— START Supplied data —

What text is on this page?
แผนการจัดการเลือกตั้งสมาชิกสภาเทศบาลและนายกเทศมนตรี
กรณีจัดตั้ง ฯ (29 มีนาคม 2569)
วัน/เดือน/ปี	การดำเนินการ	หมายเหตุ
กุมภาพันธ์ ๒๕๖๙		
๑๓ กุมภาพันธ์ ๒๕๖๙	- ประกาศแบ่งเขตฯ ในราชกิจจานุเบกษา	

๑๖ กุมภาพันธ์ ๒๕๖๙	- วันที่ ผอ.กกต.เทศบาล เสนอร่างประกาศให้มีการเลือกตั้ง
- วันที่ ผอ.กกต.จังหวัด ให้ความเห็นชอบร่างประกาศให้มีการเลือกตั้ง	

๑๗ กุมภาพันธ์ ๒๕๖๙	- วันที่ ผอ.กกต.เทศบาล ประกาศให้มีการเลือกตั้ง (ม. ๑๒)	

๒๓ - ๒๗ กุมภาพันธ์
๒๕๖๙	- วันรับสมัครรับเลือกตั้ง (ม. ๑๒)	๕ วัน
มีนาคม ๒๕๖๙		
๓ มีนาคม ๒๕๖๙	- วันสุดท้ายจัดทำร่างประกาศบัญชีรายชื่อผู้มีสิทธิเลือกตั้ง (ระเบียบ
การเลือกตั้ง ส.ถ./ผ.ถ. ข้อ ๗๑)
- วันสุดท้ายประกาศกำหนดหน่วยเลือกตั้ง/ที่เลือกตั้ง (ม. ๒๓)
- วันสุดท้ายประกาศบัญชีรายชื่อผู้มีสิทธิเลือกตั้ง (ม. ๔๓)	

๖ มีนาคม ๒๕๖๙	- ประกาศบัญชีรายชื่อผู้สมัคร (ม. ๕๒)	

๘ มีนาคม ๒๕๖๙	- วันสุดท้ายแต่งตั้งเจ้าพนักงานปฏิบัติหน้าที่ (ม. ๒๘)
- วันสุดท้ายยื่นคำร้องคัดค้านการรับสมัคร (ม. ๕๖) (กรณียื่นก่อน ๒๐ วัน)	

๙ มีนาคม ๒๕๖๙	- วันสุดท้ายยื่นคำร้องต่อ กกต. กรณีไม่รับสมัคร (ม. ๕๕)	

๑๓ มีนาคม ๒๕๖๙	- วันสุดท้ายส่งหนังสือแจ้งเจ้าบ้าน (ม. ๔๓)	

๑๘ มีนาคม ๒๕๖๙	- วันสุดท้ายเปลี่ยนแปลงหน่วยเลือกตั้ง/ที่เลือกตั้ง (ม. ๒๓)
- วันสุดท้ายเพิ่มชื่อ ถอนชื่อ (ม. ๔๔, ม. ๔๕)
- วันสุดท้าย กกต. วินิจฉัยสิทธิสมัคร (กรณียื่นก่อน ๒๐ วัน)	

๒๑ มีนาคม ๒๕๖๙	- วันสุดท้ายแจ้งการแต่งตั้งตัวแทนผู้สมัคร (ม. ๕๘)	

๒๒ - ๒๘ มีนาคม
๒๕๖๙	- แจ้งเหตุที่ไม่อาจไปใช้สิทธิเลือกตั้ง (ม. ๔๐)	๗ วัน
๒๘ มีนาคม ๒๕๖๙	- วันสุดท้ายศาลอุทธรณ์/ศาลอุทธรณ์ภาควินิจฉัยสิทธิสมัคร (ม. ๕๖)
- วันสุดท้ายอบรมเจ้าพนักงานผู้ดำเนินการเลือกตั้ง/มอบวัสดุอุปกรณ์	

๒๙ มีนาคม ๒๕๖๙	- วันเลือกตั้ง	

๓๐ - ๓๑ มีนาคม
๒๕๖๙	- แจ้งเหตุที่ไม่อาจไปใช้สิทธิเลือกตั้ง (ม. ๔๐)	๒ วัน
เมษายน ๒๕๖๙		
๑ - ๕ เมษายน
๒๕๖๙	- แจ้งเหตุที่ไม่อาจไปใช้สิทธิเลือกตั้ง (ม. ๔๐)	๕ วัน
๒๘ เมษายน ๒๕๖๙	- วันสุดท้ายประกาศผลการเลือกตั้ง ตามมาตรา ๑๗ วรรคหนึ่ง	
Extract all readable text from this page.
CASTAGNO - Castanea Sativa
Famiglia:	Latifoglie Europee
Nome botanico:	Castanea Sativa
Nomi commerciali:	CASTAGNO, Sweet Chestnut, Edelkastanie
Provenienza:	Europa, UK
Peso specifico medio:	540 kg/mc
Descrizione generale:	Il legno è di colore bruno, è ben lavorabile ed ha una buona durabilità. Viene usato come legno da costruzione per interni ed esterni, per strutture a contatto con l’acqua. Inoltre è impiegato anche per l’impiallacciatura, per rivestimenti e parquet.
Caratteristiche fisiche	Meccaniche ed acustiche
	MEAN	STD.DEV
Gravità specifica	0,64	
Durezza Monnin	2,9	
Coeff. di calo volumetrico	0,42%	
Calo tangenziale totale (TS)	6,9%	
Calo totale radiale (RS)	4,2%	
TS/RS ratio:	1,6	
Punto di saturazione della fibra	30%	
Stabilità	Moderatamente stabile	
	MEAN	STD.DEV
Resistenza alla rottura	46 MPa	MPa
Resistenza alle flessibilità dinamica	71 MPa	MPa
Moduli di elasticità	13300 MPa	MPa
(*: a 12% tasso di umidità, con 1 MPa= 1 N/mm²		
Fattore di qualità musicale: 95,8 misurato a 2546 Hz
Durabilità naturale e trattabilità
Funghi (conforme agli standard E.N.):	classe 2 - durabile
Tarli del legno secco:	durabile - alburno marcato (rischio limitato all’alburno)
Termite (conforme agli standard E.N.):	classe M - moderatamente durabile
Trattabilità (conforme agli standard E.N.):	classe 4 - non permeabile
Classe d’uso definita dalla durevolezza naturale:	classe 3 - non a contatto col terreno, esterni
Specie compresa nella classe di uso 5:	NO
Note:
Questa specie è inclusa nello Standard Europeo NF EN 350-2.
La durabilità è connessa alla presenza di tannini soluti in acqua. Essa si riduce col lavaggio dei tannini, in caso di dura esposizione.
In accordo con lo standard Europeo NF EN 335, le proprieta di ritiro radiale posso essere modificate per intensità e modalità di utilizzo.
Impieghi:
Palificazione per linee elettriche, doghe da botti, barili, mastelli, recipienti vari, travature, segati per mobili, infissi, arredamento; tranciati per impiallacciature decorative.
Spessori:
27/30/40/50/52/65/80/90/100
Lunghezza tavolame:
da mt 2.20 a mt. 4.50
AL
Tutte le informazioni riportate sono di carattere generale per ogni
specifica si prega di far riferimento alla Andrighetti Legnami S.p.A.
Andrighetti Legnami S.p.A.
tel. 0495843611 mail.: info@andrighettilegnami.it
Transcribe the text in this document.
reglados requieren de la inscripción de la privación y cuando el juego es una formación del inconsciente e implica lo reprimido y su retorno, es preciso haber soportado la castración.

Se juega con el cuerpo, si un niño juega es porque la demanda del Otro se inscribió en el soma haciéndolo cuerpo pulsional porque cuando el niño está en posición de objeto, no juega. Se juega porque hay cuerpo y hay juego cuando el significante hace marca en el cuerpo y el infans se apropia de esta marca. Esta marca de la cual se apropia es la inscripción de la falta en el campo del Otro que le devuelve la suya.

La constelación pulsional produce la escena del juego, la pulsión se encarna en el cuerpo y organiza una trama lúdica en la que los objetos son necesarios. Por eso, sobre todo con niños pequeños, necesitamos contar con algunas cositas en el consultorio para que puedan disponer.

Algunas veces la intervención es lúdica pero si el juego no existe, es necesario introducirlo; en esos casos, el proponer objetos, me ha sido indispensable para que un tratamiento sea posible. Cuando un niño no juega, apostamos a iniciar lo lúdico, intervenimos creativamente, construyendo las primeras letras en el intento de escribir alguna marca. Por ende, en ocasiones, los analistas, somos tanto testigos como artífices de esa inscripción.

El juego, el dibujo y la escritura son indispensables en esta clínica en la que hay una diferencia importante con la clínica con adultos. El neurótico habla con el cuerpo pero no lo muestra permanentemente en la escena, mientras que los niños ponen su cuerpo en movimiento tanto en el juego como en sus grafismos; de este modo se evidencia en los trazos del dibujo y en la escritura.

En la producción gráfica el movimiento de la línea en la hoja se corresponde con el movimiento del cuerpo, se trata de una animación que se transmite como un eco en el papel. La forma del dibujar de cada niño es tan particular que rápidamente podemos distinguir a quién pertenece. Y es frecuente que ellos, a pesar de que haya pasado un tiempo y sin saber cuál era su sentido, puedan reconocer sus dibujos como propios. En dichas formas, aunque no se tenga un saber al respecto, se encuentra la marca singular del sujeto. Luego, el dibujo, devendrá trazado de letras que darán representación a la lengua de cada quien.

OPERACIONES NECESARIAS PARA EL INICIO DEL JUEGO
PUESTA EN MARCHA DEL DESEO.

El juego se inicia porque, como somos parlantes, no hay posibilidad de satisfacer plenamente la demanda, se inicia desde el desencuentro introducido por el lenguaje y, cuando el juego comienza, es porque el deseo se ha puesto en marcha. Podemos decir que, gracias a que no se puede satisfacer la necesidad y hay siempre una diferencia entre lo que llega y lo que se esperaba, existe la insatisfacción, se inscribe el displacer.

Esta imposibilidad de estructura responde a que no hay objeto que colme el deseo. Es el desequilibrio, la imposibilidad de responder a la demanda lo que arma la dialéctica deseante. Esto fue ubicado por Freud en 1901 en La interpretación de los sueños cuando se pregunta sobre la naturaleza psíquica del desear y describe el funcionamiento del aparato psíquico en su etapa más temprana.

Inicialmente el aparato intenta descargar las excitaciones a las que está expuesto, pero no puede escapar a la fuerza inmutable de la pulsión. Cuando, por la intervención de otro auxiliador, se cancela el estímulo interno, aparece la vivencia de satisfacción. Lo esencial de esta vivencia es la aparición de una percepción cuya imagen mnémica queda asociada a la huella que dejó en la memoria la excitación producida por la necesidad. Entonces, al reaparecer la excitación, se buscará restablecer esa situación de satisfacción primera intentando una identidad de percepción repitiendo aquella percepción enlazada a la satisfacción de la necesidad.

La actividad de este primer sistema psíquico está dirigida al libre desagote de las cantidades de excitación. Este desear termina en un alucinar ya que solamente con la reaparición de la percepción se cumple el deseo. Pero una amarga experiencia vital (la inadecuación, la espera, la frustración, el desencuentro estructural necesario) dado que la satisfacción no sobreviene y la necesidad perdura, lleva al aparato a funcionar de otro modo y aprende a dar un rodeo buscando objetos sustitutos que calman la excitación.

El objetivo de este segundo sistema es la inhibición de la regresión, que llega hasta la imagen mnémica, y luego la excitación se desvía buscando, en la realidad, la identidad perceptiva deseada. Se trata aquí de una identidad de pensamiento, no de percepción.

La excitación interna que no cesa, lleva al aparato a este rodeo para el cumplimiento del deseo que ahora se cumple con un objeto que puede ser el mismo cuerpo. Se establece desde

— END Supplied data —

Work out how many lines above contain the word "generale". Give only the number.

Response to the task.
2